#### Problem requirements:
Without the pictures, copy the entries below word for word.

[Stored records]
-.-.-

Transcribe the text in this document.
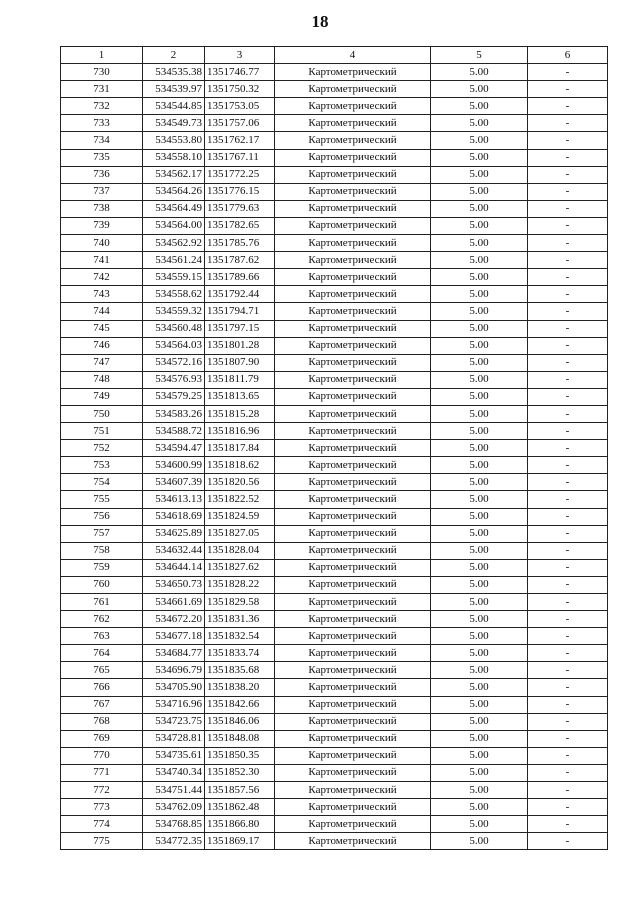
18
1	2	3	4	5	6
730	534535.38	1351746.77	Картометрический	5.00	-
731	534539.97	1351750.32	Картометрический	5.00	-
732	534544.85	1351753.05	Картометрический	5.00	-
733	534549.73	1351757.06	Картометрический	5.00	-
734	534553.80	1351762.17	Картометрический	5.00	-
735	534558.10	1351767.11	Картометрический	5.00	-
736	534562.17	1351772.25	Картометрический	5.00	-
737	534564.26	1351776.15	Картометрический	5.00	-
738	534564.49	1351779.63	Картометрический	5.00	-
739	534564.00	1351782.65	Картометрический	5.00	-
740	534562.92	1351785.76	Картометрический	5.00	-
741	534561.24	1351787.62	Картометрический	5.00	-
742	534559.15	1351789.66	Картометрический	5.00	-
743	534558.62	1351792.44	Картометрический	5.00	-
744	534559.32	1351794.71	Картометрический	5.00	-
745	534560.48	1351797.15	Картометрический	5.00	-
746	534564.03	1351801.28	Картометрический	5.00	-
747	534572.16	1351807.90	Картометрический	5.00	-
748	534576.93	1351811.79	Картометрический	5.00	-
749	534579.25	1351813.65	Картометрический	5.00	-
750	534583.26	1351815.28	Картометрический	5.00	-
751	534588.72	1351816.96	Картометрический	5.00	-
752	534594.47	1351817.84	Картометрический	5.00	-
753	534600.99	1351818.62	Картометрический	5.00	-
754	534607.39	1351820.56	Картометрический	5.00	-
755	534613.13	1351822.52	Картометрический	5.00	-
756	534618.69	1351824.59	Картометрический	5.00	-
757	534625.89	1351827.05	Картометрический	5.00	-
758	534632.44	1351828.04	Картометрический	5.00	-
759	534644.14	1351827.62	Картометрический	5.00	-
760	534650.73	1351828.22	Картометрический	5.00	-
761	534661.69	1351829.58	Картометрический	5.00	-
762	534672.20	1351831.36	Картометрический	5.00	-
763	534677.18	1351832.54	Картометрический	5.00	-
764	534684.77	1351833.74	Картометрический	5.00	-
765	534696.79	1351835.68	Картометрический	5.00	-
766	534705.90	1351838.20	Картометрический	5.00	-
767	534716.96	1351842.66	Картометрический	5.00	-
768	534723.75	1351846.06	Картометрический	5.00	-
769	534728.81	1351848.08	Картометрический	5.00	-
770	534735.61	1351850.35	Картометрический	5.00	-
771	534740.34	1351852.30	Картометрический	5.00	-
772	534751.44	1351857.56	Картометрический	5.00	-
773	534762.09	1351862.48	Картометрический	5.00	-
774	534768.85	1351866.80	Картометрический	5.00	-
775	534772.35	1351869.17	Картометрический	5.00	-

-.-.-

#### Output for this exercise:
Transcribe the text in this document.
18
1	2	3	4	5	6
730	534535.38	1351746.77	Картометрический	5.00	-
731	534539.97	1351750.32	Картометрический	5.00	-
732	534544.85	1351753.05	Картометрический	5.00	-
733	534549.73	1351757.06	Картометрический	5.00	-
734	534553.80	1351762.17	Картометрический	5.00	-
735	534558.10	1351767.11	Картометрический	5.00	-
736	534562.17	1351772.25	Картометрический	5.00	-
737	534564.26	1351776.15	Картометрический	5.00	-
738	534564.49	1351779.63	Картометрический	5.00	-
739	534564.00	1351782.65	Картометрический	5.00	-
740	534562.92	1351785.76	Картометрический	5.00	-
741	534561.24	1351787.62	Картометрический	5.00	-
742	534559.15	1351789.66	Картометрический	5.00	-
743	534558.62	1351792.44	Картометрический	5.00	-
744	534559.32	1351794.71	Картометрический	5.00	-
745	534560.48	1351797.15	Картометрический	5.00	-
746	534564.03	1351801.28	Картометрический	5.00	-
747	534572.16	1351807.90	Картометрический	5.00	-
748	534576.93	1351811.79	Картометрический	5.00	-
749	534579.25	1351813.65	Картометрический	5.00	-
750	534583.26	1351815.28	Картометрический	5.00	-
751	534588.72	1351816.96	Картометрический	5.00	-
752	534594.47	1351817.84	Картометрический	5.00	-
753	534600.99	1351818.62	Картометрический	5.00	-
754	534607.39	1351820.56	Картометрический	5.00	-
755	534613.13	1351822.52	Картометрический	5.00	-
756	534618.69	1351824.59	Картометрический	5.00	-
757	534625.89	1351827.05	Картометрический	5.00	-
758	534632.44	1351828.04	Картометрический	5.00	-
759	534644.14	1351827.62	Картометрический	5.00	-
760	534650.73	1351828.22	Картометрический	5.00	-
761	534661.69	1351829.58	Картометрический	5.00	-
762	534672.20	1351831.36	Картометрический	5.00	-
763	534677.18	1351832.54	Картометрический	5.00	-
764	534684.77	1351833.74	Картометрический	5.00	-
765	534696.79	1351835.68	Картометрический	5.00	-
766	534705.90	1351838.20	Картометрический	5.00	-
767	534716.96	1351842.66	Картометрический	5.00	-
768	534723.75	1351846.06	Картометрический	5.00	-
769	534728.81	1351848.08	Картометрический	5.00	-
770	534735.61	1351850.35	Картометрический	5.00	-
771	534740.34	1351852.30	Картометрический	5.00	-
772	534751.44	1351857.56	Картометрический	5.00	-
773	534762.09	1351862.48	Картометрический	5.00	-
774	534768.85	1351866.80	Картометрический	5.00	-
775	534772.35	1351869.17	Картометрический	5.00	-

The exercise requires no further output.